- DIRECTIONS FOR THIS TASK
Rewrite the material, starting at the line that has "bocce-ball-court: BOCCE BALL" and stopping after the line that has "lot-label: LOT 7 [300, 310, 328, 321]", with "driveways" changed to "access-drives" and everything else left unchanged.

- DATA FOR PROCESSING
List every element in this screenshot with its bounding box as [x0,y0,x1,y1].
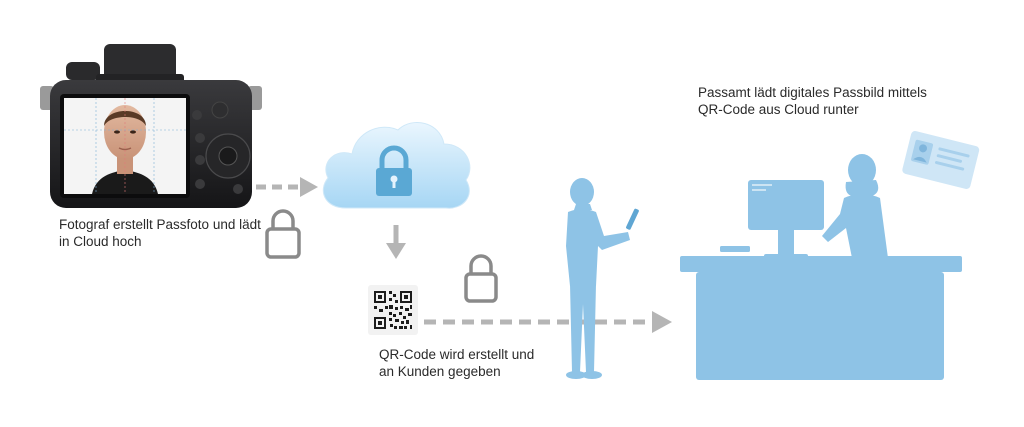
qr-code-icon [368,285,418,335]
office-caption: Passamt lädt digitales Passbild mittels … [698,84,998,118]
padlock-icon [264,207,302,259]
qr-caption-line-1: QR-Code wird erstellt und [379,347,535,362]
photographer-caption-line-1: Fotograf erstellt Passfoto und lädt [59,217,261,232]
clerk-at-desk-icon [676,150,966,382]
office-caption-line-1: Passamt lädt digitales Passbild mittels [698,85,927,100]
photographer-caption-line-2: in Cloud hoch [59,234,142,249]
arrow-cloud-to-qr [385,225,407,261]
camera-icon [40,44,262,210]
office-caption-line-2: QR-Code aus Cloud runter [698,102,859,117]
arrow-qr-to-office [424,310,674,334]
padlock-icon-2 [463,253,499,303]
photographer-caption: Fotograf erstellt Passfoto und lädt in C… [59,216,269,250]
person-with-phone-icon [548,176,644,382]
qr-caption: QR-Code wird erstellt und an Kunden gege… [379,346,579,380]
id-card-icon [898,126,984,192]
arrow-camera-to-cloud [256,176,320,198]
cloud-lock-icon [316,112,476,214]
qr-caption-line-2: an Kunden gegeben [379,364,501,379]
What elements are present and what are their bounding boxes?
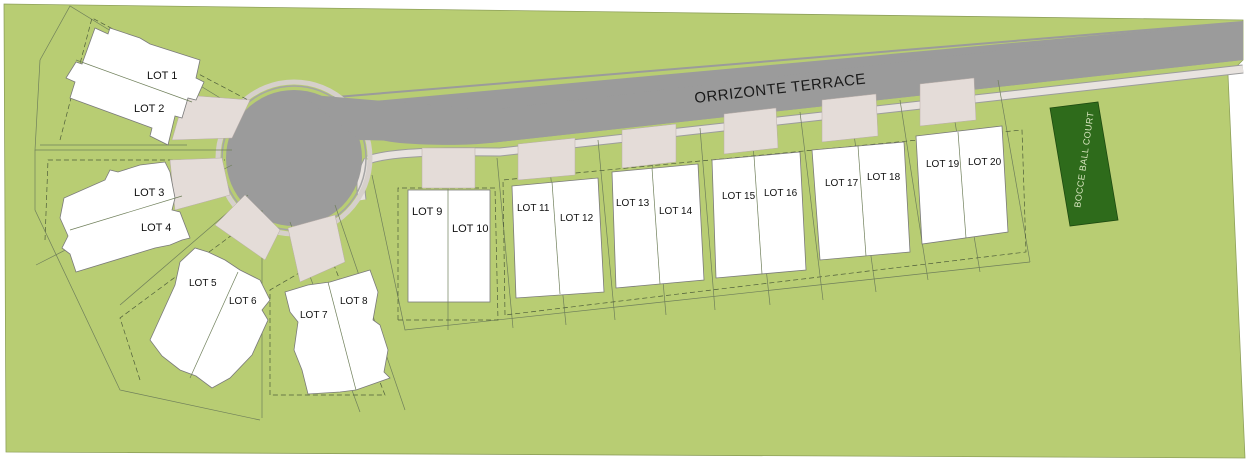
bocce-ball-court: BOCCE BALL COURT [1049, 101, 1119, 227]
lot-label: LOT 16 [764, 188, 798, 199]
lot-label: LOT 20 [968, 157, 1002, 168]
lot-label: LOT 14 [659, 206, 693, 217]
building-lot-5-6 [149, 247, 271, 389]
lot-label: LOT 12 [560, 213, 594, 224]
lot-label: LOT 11 [517, 203, 550, 214]
buildings [59, 27, 1009, 395]
building-lot-13-14 [611, 163, 705, 289]
building-lot-17-18 [811, 141, 911, 261]
lot-labels: LOT 1 LOT 2 LOT 3 LOT 4 LOT 5 LOT 6 LOT … [134, 70, 1002, 321]
lot-label: LOT 9 [412, 206, 442, 218]
lot-label: LOT 13 [616, 198, 650, 209]
lot-label: LOT 15 [722, 191, 756, 202]
lot-label: LOT 1 [147, 70, 177, 82]
lot-label: LOT 8 [340, 296, 368, 307]
building-lot-3-4 [59, 161, 191, 273]
driveways [169, 77, 977, 283]
lot-label: LOT 10 [452, 223, 489, 235]
lot-label: LOT 4 [141, 222, 171, 234]
lot-label: LOT 18 [867, 172, 901, 183]
lot-label: LOT 3 [134, 187, 164, 199]
lot-label: LOT 2 [134, 103, 164, 115]
building-lot-11-12 [511, 177, 605, 299]
lot-label: LOT 19 [926, 159, 960, 170]
building-lot-7-8 [284, 269, 391, 395]
lot-label: LOT 6 [229, 296, 257, 307]
building-lot-9-10 [407, 189, 491, 303]
lot-label: LOT 5 [189, 278, 217, 289]
lot-label: LOT 17 [825, 178, 859, 189]
building-lot-15-16 [711, 151, 807, 279]
road-orrizonte-terrace [215, 21, 1244, 237]
building-lot-1-2 [65, 27, 205, 146]
lot-label: LOT 7 [300, 310, 328, 321]
cul-de-sac [226, 90, 362, 226]
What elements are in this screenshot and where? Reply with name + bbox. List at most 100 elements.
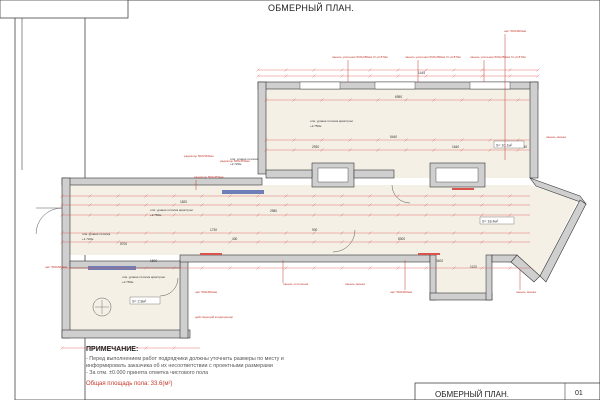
dimension-tick — [256, 266, 260, 270]
area-tag-box-2 — [479, 216, 515, 225]
partition-mid — [353, 169, 395, 179]
dimension-tick — [172, 231, 176, 235]
wall-bath-bottom — [61, 329, 191, 339]
dimension-tick — [312, 213, 316, 217]
dimension-lines — [60, 68, 540, 350]
callout-7: радиатор 500х350мм — [194, 175, 224, 179]
main-room-floor — [266, 89, 530, 178]
dimension-label-14: 3400 — [436, 259, 443, 263]
dimension-tick — [368, 203, 372, 207]
dimension-tick — [116, 240, 120, 244]
partition-main — [265, 169, 313, 179]
area-tag-3: S= 2.8м² — [132, 300, 147, 304]
doors — [35, 184, 411, 297]
dimension-tick — [312, 203, 316, 207]
top-left-block — [0, 0, 129, 19]
dimension-tick — [292, 98, 296, 102]
callout-10: панель звонка — [516, 290, 536, 294]
dimension-tick — [488, 138, 492, 142]
dimension-label-11: 900 — [312, 228, 318, 232]
dimension-tick — [424, 194, 428, 198]
dimension-tick — [396, 240, 400, 244]
dimension-tick — [256, 213, 260, 217]
dimension-tick — [480, 266, 484, 270]
dimension-tick — [60, 231, 64, 235]
window-2 — [374, 81, 416, 90]
dimension-tick — [488, 98, 492, 102]
dimension-tick — [256, 74, 260, 78]
dimension-tick — [88, 266, 92, 270]
dimension-tick — [200, 213, 204, 217]
dimension-tick — [172, 203, 176, 207]
dimension-tick — [424, 74, 428, 78]
dimension-tick — [320, 148, 324, 152]
sheet-title: ОБМЕРНЫЙ ПЛАН. — [268, 3, 355, 13]
wall-diagonal-bottom — [539, 199, 587, 283]
level-mark-2-value: +2.750м — [150, 213, 161, 217]
floor-drain — [92, 297, 112, 317]
dimension-tick — [172, 240, 176, 244]
dimension-tick — [368, 231, 372, 235]
wall-right-upper — [529, 81, 539, 179]
dimension-tick — [312, 74, 316, 78]
dimension-tick — [284, 68, 288, 72]
dimension-tick — [368, 266, 372, 270]
dimension-tick — [348, 138, 352, 142]
dimension-tick — [424, 266, 428, 270]
dimension-tick — [284, 203, 288, 207]
dimension-tick — [452, 240, 456, 244]
dimension-tick — [340, 266, 344, 270]
dimension-tick — [256, 203, 260, 207]
dimension-tick — [376, 148, 380, 152]
notes-heading: ПРИМЕЧАНИЕ: — [86, 346, 139, 353]
dimension-tick — [480, 203, 484, 207]
niche-floor — [430, 255, 485, 293]
dimension-tick — [200, 266, 204, 270]
radiator-3 — [452, 188, 474, 190]
dimension-tick — [508, 240, 512, 244]
wall-niche-right — [485, 254, 493, 301]
dimension-tick — [284, 74, 288, 78]
dimension-tick — [88, 203, 92, 207]
dimension-tick — [312, 68, 316, 72]
dimension-tick — [536, 74, 540, 78]
dimension-label-1: 6950 — [395, 95, 402, 99]
dimension-tick — [320, 98, 324, 102]
column-2-hole — [435, 167, 479, 183]
dimension-tick — [432, 148, 436, 152]
dimension-tick — [432, 98, 436, 102]
callout-4: щит 590х600мм — [504, 29, 526, 33]
dimension-tick — [516, 98, 520, 102]
dimension-tick — [404, 148, 408, 152]
dimension-tick — [348, 148, 352, 152]
dimension-tick — [424, 68, 428, 72]
dimension-tick — [264, 148, 268, 152]
dimension-label-5: 1640 — [452, 145, 459, 149]
bath-floor — [70, 268, 180, 330]
dimension-label-15: 1120 — [470, 265, 477, 269]
dimension-tick — [424, 203, 428, 207]
dimension-tick — [340, 213, 344, 217]
dimension-label-12: 5700 — [120, 242, 127, 246]
dimension-tick — [320, 138, 324, 142]
dimension-tick — [396, 74, 400, 78]
total-area-note: Общая площадь пола: 33.6(м²) — [86, 381, 173, 387]
dimension-tick — [292, 148, 296, 152]
dimension-tick — [284, 213, 288, 217]
dimension-tick — [60, 213, 64, 217]
level-mark-5-label: отм. уровня потолка — [82, 232, 111, 236]
dimension-tick — [432, 138, 436, 142]
dimension-tick — [488, 148, 492, 152]
dimension-tick — [228, 203, 232, 207]
callout-labels: панель усиления 500х350мм h=+0.870м пане… — [45, 29, 566, 319]
callout-8: панель звонка — [546, 135, 566, 139]
dimension-tick — [144, 346, 148, 350]
dimension-tick — [508, 266, 512, 270]
dimension-tick — [116, 266, 120, 270]
area-tag-1: S= 10.1м² — [496, 144, 513, 148]
dimension-tick — [264, 138, 268, 142]
dimension-tick — [508, 213, 512, 217]
callout-9: панель звонка — [345, 282, 365, 286]
window-3 — [469, 81, 511, 90]
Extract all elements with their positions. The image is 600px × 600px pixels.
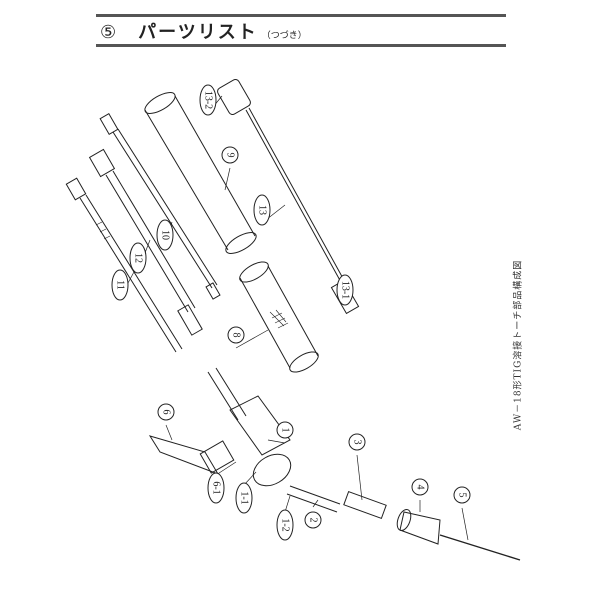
callout-label: 13-1 [340,281,351,299]
callout-label: 8 [231,333,242,338]
part-8-sleeve [239,261,319,373]
part-1-torch-body [207,367,292,487]
page-header: ⑤ パーツリスト （つづき） [100,18,307,44]
callout-label: 6 [161,410,172,415]
callout-1-1: 1-1 [235,482,253,514]
callout-circle [453,486,471,504]
callout-circle [207,472,225,504]
callout-circle [199,84,217,116]
callout-circle [411,478,429,496]
callout-circle [304,511,322,529]
header-rule-top [96,14,506,17]
callout-circle [129,242,147,274]
callout-label: 6-1 [211,481,222,494]
header-rule-bottom [96,44,506,47]
callout-circle [336,274,354,306]
part-3-collet-body [343,490,387,520]
page-title: パーツリスト [138,22,258,43]
callout-6-1: 6-1 [207,472,225,504]
part-12-cable [88,148,203,336]
callout-label: 4 [415,485,426,490]
part-2-collet [286,485,341,513]
part-10-cable [99,113,221,300]
callout-label: 13 [257,205,268,215]
callout-label: 10 [160,230,171,240]
callout-2: 2 [304,511,322,529]
callout-label: 12 [133,253,144,263]
callout-label: 3 [352,440,363,445]
callout-label: 1 [280,428,291,433]
callout-1-2: 1-2 [276,509,294,541]
section-number: ⑤ [100,22,117,43]
callout-13-2: 13-2 [199,84,217,116]
callout-3: 3 [348,433,366,451]
callout-12: 12 [129,242,147,274]
callout-1: 1 [276,421,294,439]
callout-circle [276,421,294,439]
callout-13-1: 13-1 [336,274,354,306]
callout-label: 1-1 [239,491,250,504]
part-9-tube [144,92,257,254]
callout-circle [235,482,253,514]
part-5-electrode [439,534,521,561]
page-subtitle: （つづき） [261,31,307,41]
callout-11: 11 [111,269,129,301]
callout-9: 9 [221,146,239,164]
callout-circle [221,146,239,164]
callout-label: 9 [225,153,236,158]
callout-circle [156,219,174,251]
callout-circle [253,194,271,226]
callout-4: 4 [411,478,429,496]
callout-label: 5 [457,493,468,498]
callout-6: 6 [157,403,175,421]
callout-label: 2 [308,518,319,523]
callout-10: 10 [156,219,174,251]
callout-circle [227,326,245,344]
callout-circle [348,433,366,451]
callout-label: 11 [115,280,126,290]
callout-8: 8 [227,326,245,344]
callout-circle [276,509,294,541]
callout-label: 1-2 [280,518,291,531]
callout-circle [111,269,129,301]
callout-5: 5 [453,486,471,504]
callout-circle [157,403,175,421]
callout-label: 13-2 [203,91,214,109]
part-4-nozzle [396,508,441,545]
callout-13: 13 [253,194,271,226]
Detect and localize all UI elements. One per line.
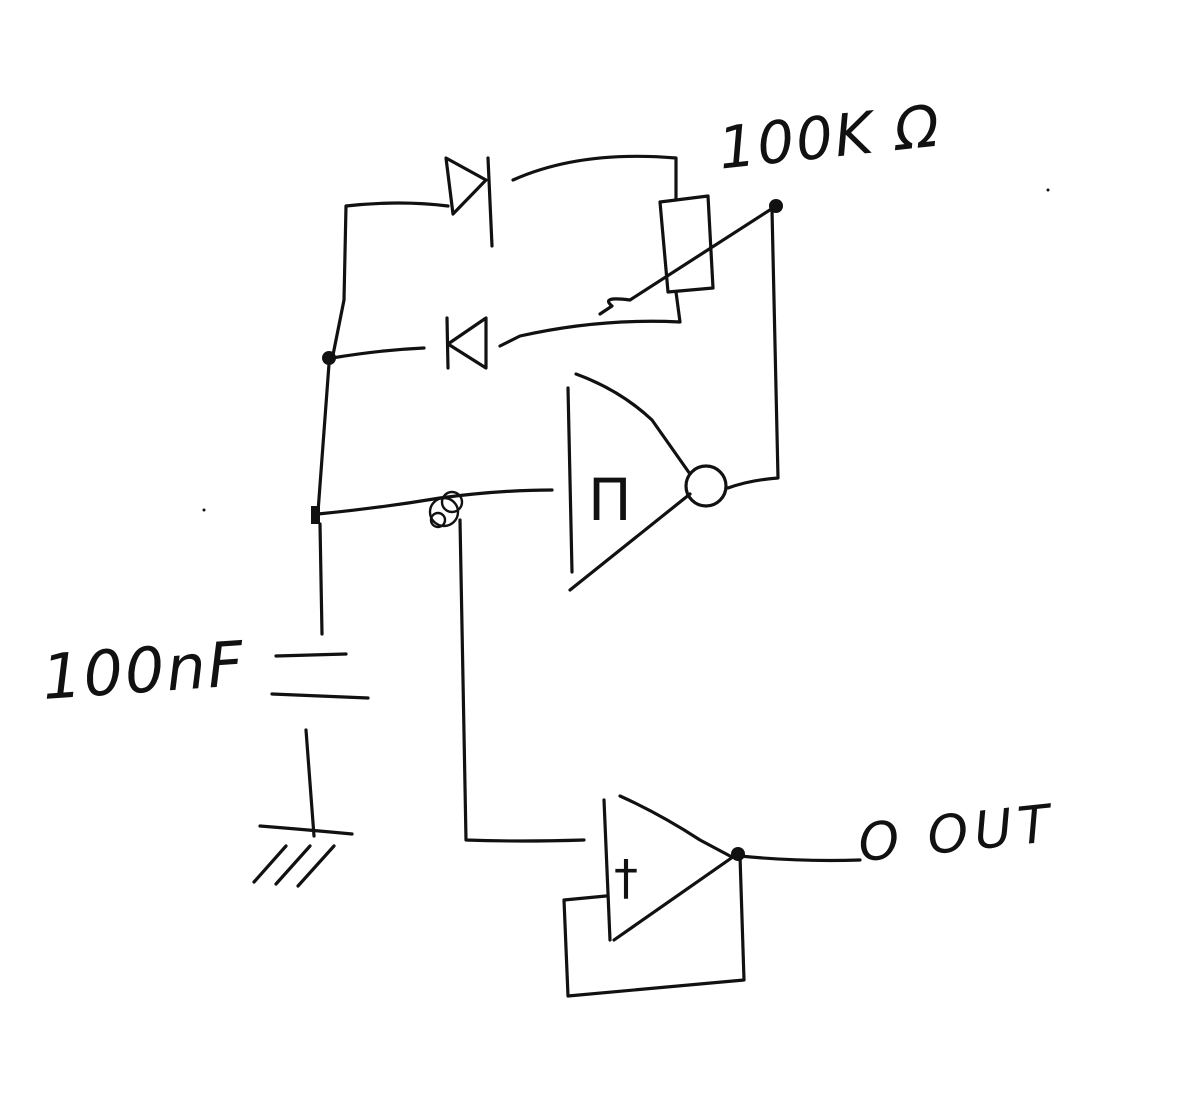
capacitor — [270, 652, 370, 700]
wire-cap-top — [318, 522, 324, 636]
junction-output — [731, 847, 745, 861]
ground-icon — [252, 824, 354, 888]
schmitt-inverter: Π — [566, 372, 728, 592]
potentiometer-lead-bottom — [498, 290, 682, 348]
diode-middle — [445, 316, 488, 370]
junction-cap-node — [311, 506, 320, 524]
buffer-amplifier: † — [602, 794, 742, 942]
wire-to-buffer — [458, 518, 586, 843]
potentiometer-wiper — [598, 204, 778, 316]
wire-diode-to-pot — [511, 154, 678, 202]
wire-output — [738, 854, 862, 863]
stray-mark — [1046, 188, 1050, 192]
wire-left-middle — [330, 346, 426, 360]
wire-buffer-feedback — [562, 854, 746, 998]
schmitt-symbol: Π — [588, 466, 632, 534]
diode-top — [444, 156, 494, 248]
stray-mark — [202, 508, 206, 512]
potentiometer-body — [658, 194, 715, 294]
junction-loop — [428, 490, 464, 529]
wire-left-top — [330, 201, 450, 362]
wire-inverter-feedback — [726, 208, 780, 490]
capacitor-value-label: 100nF — [39, 626, 248, 715]
wire-left-vertical — [316, 362, 331, 514]
buffer-symbol: † — [614, 850, 638, 906]
junction-left — [322, 351, 336, 365]
wire-cap-bottom — [304, 728, 316, 838]
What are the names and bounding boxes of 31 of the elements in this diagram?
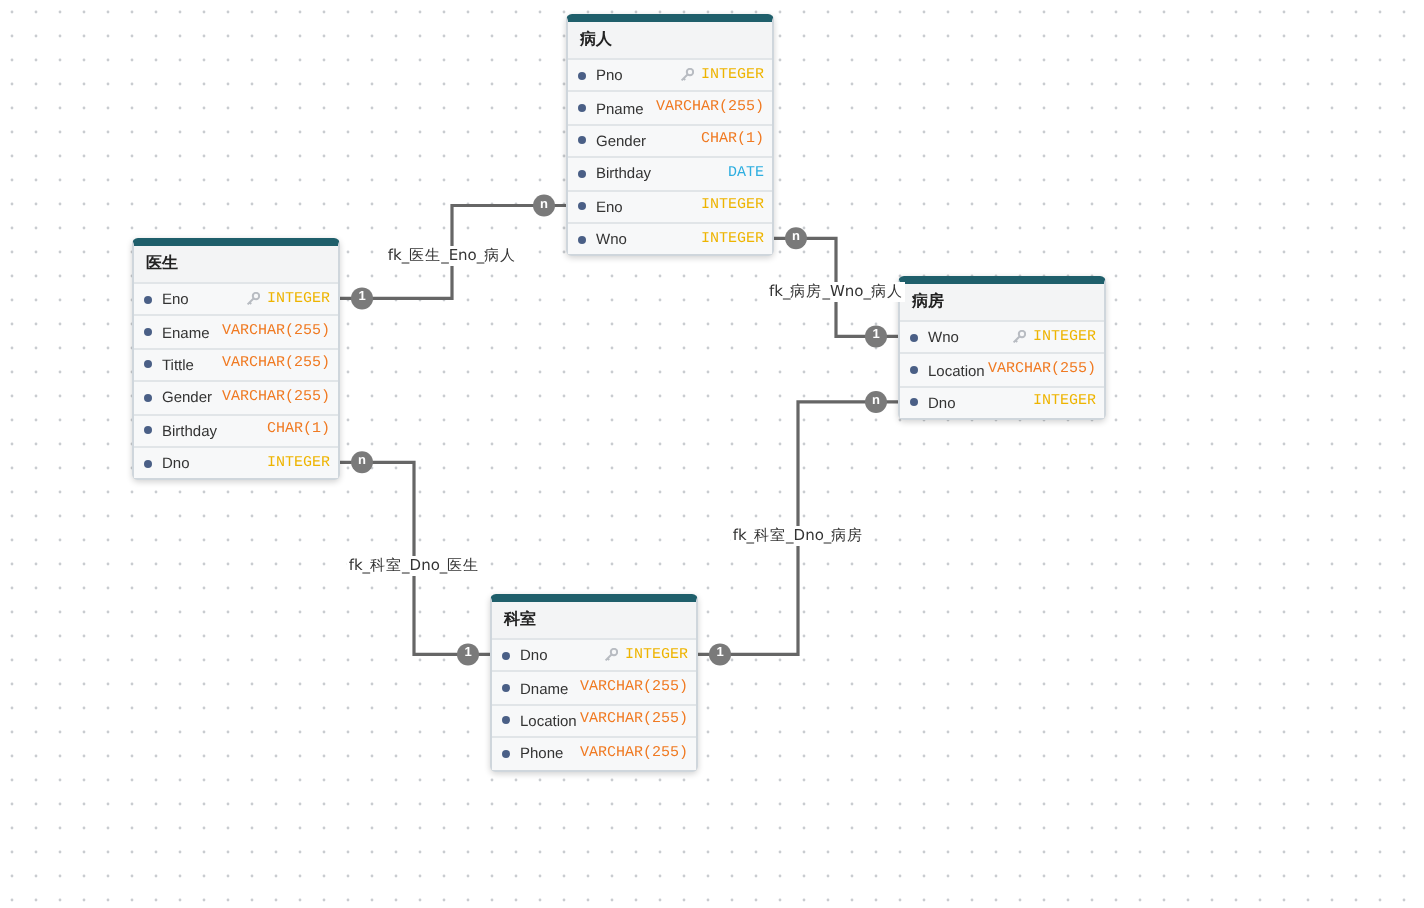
column-row — [568, 90, 772, 124]
relationship-line — [338, 194, 568, 310]
column-row — [134, 282, 338, 315]
column-row — [900, 385, 1104, 419]
column-row — [492, 703, 696, 737]
column-row — [492, 670, 696, 704]
column-row — [134, 314, 338, 348]
entity-table — [490, 594, 698, 772]
column-row — [568, 123, 772, 157]
table-title: 医生 — [134, 246, 338, 282]
entity-table — [898, 276, 1106, 421]
column-row — [134, 347, 338, 381]
column-row — [568, 189, 772, 222]
column-row — [900, 352, 1104, 386]
column-row — [568, 156, 772, 190]
relationship-line — [772, 227, 900, 348]
column-row — [134, 380, 338, 414]
entity-table — [566, 14, 774, 257]
column-row — [568, 221, 772, 255]
column-row — [568, 58, 772, 91]
column-row — [492, 736, 696, 770]
column-row — [134, 413, 338, 446]
table-title: 科室 — [492, 602, 696, 638]
relationship-line — [338, 451, 492, 666]
column-row — [134, 445, 338, 479]
column-row — [492, 638, 696, 671]
table-title: 病房 — [900, 284, 1104, 320]
relationship-line — [696, 390, 900, 666]
table-title: 病人 — [568, 22, 772, 58]
column-row — [900, 320, 1104, 353]
entity-table — [132, 238, 340, 481]
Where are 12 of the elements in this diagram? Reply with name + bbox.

- TASK SOLUTION
bocce-ball-court: BOCCE BALL COURT [1049, 101, 1119, 227]
lot-label: LOT 16 [764, 188, 798, 199]
lot-label: LOT 20 [968, 157, 1002, 168]
lot-label: LOT 14 [659, 206, 693, 217]
building-lot-5-6 [149, 247, 271, 389]
lot-label: LOT 12 [560, 213, 594, 224]
lot-label: LOT 11 [517, 203, 550, 214]
buildings [59, 27, 1009, 395]
building-lot-13-14 [611, 163, 705, 289]
building-lot-17-18 [811, 141, 911, 261]
lot-labels: LOT 1 LOT 2 LOT 3 LOT 4 LOT 5 LOT 6 LOT … [134, 70, 1002, 321]
lot-label: LOT 9 [412, 206, 442, 218]
lot-label: LOT 13 [616, 198, 650, 209]
lot-label: LOT 15 [722, 191, 756, 202]
lot-label: LOT 1 [147, 70, 177, 82]
lot-label: LOT 8 [340, 296, 368, 307]
building-lot-3-4 [59, 161, 191, 273]
access-drives [169, 77, 977, 283]
lot-label: LOT 10 [452, 223, 489, 235]
lot-label: LOT 4 [141, 222, 171, 234]
lot-label: LOT 18 [867, 172, 901, 183]
lot-label: LOT 3 [134, 187, 164, 199]
lot-label: LOT 2 [134, 103, 164, 115]
building-lot-11-12 [511, 177, 605, 299]
lot-label: LOT 19 [926, 159, 960, 170]
building-lot-7-8 [284, 269, 391, 395]
lot-label: LOT 6 [229, 296, 257, 307]
building-lot-9-10 [407, 189, 491, 303]
lot-label: LOT 5 [189, 278, 217, 289]
lot-label: LOT 17 [825, 178, 859, 189]
building-lot-15-16 [711, 151, 807, 279]
road-orrizonte-terrace [215, 21, 1244, 237]
building-lot-1-2 [65, 27, 205, 146]
lot-label: LOT 7 [300, 310, 328, 321]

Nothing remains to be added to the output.